→ **Description of the task**:
Out of all the lines below, count those with the word "caption". Give the number only.

→ **Entries**:
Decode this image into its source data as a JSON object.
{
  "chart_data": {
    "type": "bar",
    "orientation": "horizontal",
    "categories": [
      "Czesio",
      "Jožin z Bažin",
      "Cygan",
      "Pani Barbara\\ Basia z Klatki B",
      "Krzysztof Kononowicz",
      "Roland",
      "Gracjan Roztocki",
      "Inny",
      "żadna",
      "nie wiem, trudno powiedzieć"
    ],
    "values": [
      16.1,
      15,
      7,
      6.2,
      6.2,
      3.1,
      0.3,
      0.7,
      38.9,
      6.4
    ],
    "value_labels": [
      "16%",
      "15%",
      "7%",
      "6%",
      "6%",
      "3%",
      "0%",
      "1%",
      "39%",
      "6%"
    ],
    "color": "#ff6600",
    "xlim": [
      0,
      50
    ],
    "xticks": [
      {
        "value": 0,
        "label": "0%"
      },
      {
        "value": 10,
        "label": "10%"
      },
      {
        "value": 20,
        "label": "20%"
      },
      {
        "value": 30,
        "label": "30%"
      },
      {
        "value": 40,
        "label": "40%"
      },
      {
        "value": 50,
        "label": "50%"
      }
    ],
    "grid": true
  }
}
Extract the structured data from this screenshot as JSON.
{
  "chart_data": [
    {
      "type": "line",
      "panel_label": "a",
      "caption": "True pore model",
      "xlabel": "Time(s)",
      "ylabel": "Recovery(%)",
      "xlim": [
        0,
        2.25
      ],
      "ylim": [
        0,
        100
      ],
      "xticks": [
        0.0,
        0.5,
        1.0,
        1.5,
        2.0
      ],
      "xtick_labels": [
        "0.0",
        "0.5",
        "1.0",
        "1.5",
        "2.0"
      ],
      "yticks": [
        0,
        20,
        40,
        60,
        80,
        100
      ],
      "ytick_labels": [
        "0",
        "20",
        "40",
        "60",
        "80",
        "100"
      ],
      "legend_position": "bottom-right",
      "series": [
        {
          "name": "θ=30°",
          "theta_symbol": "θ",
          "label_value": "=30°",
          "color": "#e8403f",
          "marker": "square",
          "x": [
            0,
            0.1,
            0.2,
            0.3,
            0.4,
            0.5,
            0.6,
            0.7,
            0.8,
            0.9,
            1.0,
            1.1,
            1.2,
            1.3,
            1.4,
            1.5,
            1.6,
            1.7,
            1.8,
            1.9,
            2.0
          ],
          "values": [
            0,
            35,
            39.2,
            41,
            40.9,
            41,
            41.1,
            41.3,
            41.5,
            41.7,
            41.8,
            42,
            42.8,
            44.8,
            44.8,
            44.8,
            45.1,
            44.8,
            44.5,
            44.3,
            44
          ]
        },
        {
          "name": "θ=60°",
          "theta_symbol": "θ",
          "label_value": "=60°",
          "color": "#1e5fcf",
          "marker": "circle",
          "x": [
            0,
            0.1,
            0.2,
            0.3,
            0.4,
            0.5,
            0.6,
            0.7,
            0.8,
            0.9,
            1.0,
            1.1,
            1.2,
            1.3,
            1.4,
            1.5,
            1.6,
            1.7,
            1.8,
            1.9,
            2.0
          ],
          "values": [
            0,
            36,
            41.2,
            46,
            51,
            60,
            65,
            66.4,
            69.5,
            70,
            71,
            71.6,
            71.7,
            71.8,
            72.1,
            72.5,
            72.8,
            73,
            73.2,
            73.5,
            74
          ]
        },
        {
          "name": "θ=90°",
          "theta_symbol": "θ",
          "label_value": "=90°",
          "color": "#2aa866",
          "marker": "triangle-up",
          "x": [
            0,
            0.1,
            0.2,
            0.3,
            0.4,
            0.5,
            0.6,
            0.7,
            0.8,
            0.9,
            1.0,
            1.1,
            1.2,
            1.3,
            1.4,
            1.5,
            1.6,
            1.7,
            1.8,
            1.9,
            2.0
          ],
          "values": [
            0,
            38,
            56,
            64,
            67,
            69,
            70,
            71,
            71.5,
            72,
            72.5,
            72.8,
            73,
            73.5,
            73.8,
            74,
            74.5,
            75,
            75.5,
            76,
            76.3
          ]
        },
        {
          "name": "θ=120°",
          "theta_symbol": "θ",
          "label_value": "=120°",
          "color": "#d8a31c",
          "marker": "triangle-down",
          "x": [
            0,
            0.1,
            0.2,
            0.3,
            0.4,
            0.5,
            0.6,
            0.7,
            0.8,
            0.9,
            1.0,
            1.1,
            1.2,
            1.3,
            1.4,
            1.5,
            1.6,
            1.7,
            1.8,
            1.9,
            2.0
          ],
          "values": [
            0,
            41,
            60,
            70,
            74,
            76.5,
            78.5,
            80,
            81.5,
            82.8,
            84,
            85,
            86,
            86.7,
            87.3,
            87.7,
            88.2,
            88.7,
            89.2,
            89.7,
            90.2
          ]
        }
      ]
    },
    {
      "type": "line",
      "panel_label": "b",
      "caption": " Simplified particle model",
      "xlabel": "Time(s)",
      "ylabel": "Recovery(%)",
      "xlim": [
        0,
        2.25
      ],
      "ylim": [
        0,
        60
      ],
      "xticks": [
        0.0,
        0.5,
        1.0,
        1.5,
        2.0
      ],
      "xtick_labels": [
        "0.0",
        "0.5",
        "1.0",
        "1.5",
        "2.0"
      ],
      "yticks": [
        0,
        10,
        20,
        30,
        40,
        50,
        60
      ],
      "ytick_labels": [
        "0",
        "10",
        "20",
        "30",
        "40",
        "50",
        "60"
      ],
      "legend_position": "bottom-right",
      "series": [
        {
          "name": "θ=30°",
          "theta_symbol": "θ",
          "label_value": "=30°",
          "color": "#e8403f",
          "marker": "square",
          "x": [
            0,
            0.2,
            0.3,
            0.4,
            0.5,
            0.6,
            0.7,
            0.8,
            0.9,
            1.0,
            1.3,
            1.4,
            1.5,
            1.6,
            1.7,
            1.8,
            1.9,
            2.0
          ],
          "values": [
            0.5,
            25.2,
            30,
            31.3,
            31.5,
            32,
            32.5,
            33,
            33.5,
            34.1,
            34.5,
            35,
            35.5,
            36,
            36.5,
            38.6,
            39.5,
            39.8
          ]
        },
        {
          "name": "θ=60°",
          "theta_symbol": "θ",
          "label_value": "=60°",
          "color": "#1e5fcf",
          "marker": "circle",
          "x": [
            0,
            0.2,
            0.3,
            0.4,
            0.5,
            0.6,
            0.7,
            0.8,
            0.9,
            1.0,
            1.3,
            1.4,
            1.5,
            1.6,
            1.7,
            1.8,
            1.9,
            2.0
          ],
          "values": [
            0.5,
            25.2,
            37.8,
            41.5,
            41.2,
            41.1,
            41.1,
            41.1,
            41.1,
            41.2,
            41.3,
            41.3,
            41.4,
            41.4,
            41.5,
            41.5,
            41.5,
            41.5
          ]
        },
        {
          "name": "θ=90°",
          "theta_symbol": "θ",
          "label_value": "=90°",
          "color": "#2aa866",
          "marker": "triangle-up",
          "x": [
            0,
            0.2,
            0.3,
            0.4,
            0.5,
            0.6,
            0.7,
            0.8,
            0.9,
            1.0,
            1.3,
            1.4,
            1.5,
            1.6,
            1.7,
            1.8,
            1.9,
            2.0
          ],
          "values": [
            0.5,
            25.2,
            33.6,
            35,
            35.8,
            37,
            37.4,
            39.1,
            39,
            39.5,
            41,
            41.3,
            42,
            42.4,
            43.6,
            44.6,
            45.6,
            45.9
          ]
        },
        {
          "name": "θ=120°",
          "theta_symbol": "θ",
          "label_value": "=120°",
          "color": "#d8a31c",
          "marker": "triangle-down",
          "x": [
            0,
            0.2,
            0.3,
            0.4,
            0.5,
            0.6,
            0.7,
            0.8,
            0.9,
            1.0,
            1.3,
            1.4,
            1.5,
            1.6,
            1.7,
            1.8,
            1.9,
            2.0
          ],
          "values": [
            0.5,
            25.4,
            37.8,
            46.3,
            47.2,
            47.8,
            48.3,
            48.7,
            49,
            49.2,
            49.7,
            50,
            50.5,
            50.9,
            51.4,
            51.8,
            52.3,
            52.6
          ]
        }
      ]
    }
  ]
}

→ **Result of this task**:
2